**EXERCISE DESCRIPTION:** List every line in this data where the string "Profile" occurs.

[DATA EXCERPTS start]

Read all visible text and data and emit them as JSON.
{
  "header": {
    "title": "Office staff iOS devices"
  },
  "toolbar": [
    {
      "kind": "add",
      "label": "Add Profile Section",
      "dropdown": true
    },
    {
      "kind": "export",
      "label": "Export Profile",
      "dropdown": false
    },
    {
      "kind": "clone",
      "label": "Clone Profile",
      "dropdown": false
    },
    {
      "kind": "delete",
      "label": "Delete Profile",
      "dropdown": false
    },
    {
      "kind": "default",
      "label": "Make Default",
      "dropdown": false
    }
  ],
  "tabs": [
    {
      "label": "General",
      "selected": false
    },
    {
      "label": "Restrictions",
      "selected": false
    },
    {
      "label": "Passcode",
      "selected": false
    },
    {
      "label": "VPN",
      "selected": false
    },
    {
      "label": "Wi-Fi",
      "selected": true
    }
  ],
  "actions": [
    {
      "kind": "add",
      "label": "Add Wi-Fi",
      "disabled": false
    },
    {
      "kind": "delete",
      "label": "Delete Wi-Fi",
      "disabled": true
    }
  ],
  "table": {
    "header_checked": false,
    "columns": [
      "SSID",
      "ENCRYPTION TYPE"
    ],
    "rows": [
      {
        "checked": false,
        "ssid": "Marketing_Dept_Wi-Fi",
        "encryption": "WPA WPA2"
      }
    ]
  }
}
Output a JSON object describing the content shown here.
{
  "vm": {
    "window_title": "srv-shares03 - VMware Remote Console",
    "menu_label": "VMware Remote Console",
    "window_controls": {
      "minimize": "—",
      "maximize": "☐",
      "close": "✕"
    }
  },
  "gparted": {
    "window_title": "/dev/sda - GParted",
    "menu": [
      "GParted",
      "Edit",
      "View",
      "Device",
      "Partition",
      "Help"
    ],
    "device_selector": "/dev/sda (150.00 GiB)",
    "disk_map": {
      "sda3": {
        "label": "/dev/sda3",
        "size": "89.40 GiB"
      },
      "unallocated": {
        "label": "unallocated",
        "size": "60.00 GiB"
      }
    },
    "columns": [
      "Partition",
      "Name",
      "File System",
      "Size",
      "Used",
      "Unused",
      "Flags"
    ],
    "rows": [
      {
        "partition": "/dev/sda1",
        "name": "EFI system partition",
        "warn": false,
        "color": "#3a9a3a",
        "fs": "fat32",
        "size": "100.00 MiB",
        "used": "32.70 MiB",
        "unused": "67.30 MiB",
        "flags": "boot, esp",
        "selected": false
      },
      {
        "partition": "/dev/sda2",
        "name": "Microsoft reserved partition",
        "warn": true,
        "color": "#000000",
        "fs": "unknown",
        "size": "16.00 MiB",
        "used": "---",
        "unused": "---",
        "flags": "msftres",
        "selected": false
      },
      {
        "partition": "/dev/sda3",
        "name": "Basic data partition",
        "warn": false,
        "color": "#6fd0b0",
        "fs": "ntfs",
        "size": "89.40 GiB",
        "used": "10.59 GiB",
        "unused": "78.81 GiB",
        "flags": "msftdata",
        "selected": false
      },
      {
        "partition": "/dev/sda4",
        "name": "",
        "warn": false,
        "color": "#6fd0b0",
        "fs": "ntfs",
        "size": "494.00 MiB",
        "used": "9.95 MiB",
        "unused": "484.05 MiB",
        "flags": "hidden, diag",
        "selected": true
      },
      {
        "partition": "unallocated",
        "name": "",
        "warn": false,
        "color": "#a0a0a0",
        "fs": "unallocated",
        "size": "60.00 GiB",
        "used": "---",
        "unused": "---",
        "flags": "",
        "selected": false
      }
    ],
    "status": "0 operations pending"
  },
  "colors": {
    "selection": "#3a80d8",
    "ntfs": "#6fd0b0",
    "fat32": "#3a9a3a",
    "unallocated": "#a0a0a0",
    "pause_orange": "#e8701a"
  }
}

[DATA EXCERPTS end]

**RESULT OF THIS TASK:**
      "label": "Add Profile Section",
      "label": "Export Profile",
      "label": "Clone Profile",
      "label": "Delete Profile",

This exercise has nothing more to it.